Na busca de investimentos
alternativos, Moçambique aproxima-se estrategicamente da Rússia, que por sua
vez tem ganhos. A recente visita do chefe da diplomacia moçambicana a Moscovo
evidencia o novo xadrez que se compõe.
Terminou nesta segunda-feira
(28.05.) a visita do ministro moçambicano dos Negócios Estrangeiros, José
Pacheco, a Rússia. Foram alcançados acordos nos diversos domínios com destaque
para a Defesa e Energia. Moçambique tenciona adquirir mais armamento junto de
Moscovo e assinar acordos até ao final de 2018 para que a petrolífera
russa Rosneft comece a operar no setor do gás, na província norte de Cabo
Delgado. Entretanto, várias questões se levantam nesta nova era de relações
entre os dois países. Colocámos algumas delas ao analista do Centro de
Estudos Estratégicos e Internacionais, Calton Cadeado.
DW África: A defesa da soberania
legitima até certo ponto a aquisição de armamento. Mas justifica-se que isso
seja feita numa altura em que Moçambique está altamente endividado e nem
sabe ao certo como vai financiar essa compra?
Calton Cadeado (CC): Acho
que sim, por uma questão de soberania como coloca. Mas é bom dizer que hoje
existem vários tipos de armamento necessários para a defesa da soberania e da
integridade territorial do Estado para providenciar estabilidade. Há armamentos
que são usados do ponto de vista de dissuasão, de vigilância e há neste tipo de
equipamento a considerar também a cooperação que é preciso fazer com outros
países que ajudam a garantir a integridade territorial e soberania. Então, é
preciso sempre, nenhum Estado se pode dar ao luxo de se desarmar, sobretudo
quando se trata de uma país apetecível como Moçambique.
DW África: Moçambique prevê
assinar um acordo com a petrolífera russa Rosneft até ao final deste ano para a
exploração de gás no norte do país. Percebe-se que Maputo busca cada vez mais
perfis diferenciados de investidores. Quais seriam as vantagens desse redirecionamento
sob o ponto de vista económico e político?

Dados de origem =>
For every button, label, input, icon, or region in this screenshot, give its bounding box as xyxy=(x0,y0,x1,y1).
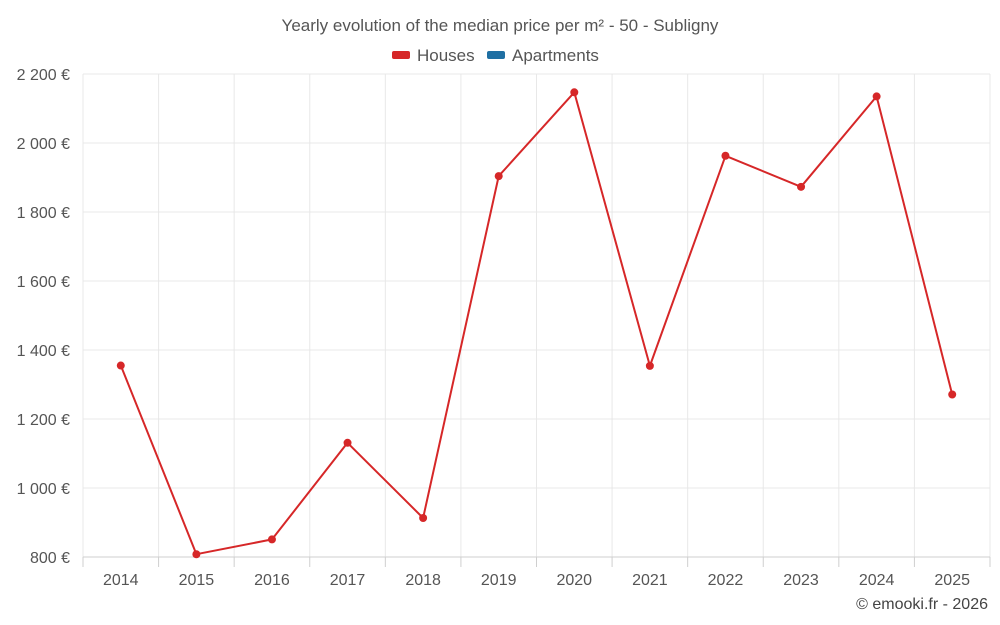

Tarefas a realizar =>
1/ Reproduza o trecho da entrevista sobre Moçambique e a Rússia de "DW África: A" a "apetecível como Moçambique.", trocando "soberania" por "independência".
2/ Retome a entrevista sobre Moçambique e a Rússia a partir do ponto em que termina.

Respostas do exercício =>
1/
DW África: A defesa da independência
legitima até certo ponto a aquisição de armamento. Mas justifica-se que isso
seja feita numa altura em que Moçambique está altamente endividado e nem
sabe ao certo como vai financiar essa compra?
Calton Cadeado (CC): Acho
que sim, por uma questão de independência como coloca. Mas é bom dizer que hoje
existem vários tipos de armamento necessários para a defesa da independência e da
integridade territorial do Estado para providenciar estabilidade. Há armamentos
que são usados do ponto de vista de dissuasão, de vigilância e há neste tipo de
equipamento a considerar também a cooperação que é preciso fazer com outros
países que ajudam a garantir a integridade territorial e independência. Então, é
preciso sempre, nenhum Estado se pode dar ao luxo de se desarmar, sobretudo
quando se trata de uma país apetecível como Moçambique.

2/
CC: Primeiro grande aspeto a
salientar, é evitar qualquer tentativa de monopólio sobre os recursos naturais
de valor estratégico que Moçambique possui entregues a qualquer que seja o
país. E esta postura política e estratégica de Moçambique é consistente em
quase todos os recursos naturais. Mas é bem verdade que os americanos fizeram
muita pressão para terem o monopólio e não conseguiram por causa da
abordagem política de diversificação de parceiros que o Estado está a usar
neste momento. Por outro lado há uma desvantagem, é que geralmente essas
grandes companhias unem-se entre si para salvaguardar os seus interesses, e às
vezes até prejudicam os Estados. Mas essa é uma desvantagem que me parece que o
Estado moçambicano está a ver como mínima.
DW África: Na relação entre os
dois países existe também um dossier polémico: as dívidas ocultas. O
banco russo VTB emprestou 535 milhões de dólares a MAM. A visita do MNE de
Moçambique a Rússia também está relacionada a esse dossier, embora nada
tenha sido divulgado oficialmente...
CC: Sem dúvidas, isso é
quase que inegável. Mas ainda não há detalhes sobre essa situação, mas os
russos podem estar a usar este facto para incrementar a sua posição de parceiro
estratégico de Moçambique, não podemos descartar isso. Mas também é bem verdade
que nos últimos tempos o ministro dos Negócios Estrangeiros da Rússia esteve em
Moçambique duas vezes, num momento crucial da política externa
russa. Lavrov veio a Moçambique numa altura em que a guerra na Síria
estava a atingir o pico em termos de confrontação verbal e violenta no teatro
das operações. Então, isso eleva a necessidade de importância que o Estado
moçambicano está a dar aos russos e provavelmente a importância que os russos
estão a dar a Moçambique. É que neste momento muitas potências estão a circular
na zona do índico, incluindo Moçambique, e a Rússia que é uma potência que
não tem muito dinheiro para dar, como fazem os outros, tem um capital político
que pode ser usado e aproveitado por Moçambique na hora de se proteger contra
ambições monopolistas que geralmente andam junto destes projetos lucrativos da
indústria dos hidrocarbonetos.
DW África: Referiu-se a visita de
Lavrov a Moçambique, onde relativamente ao VTB ficou acordado que isso seria
resolvido, faltando apenas acertar detalhes técnicos. Em que medida se pode
casar esta abertura da Rússia em negociar a dívida com os interesses da Rosneft
em Moçambique?
CC: Neste momento é
especulação tudo o que pudermos colocar, porque não temos os detalhes técnicos.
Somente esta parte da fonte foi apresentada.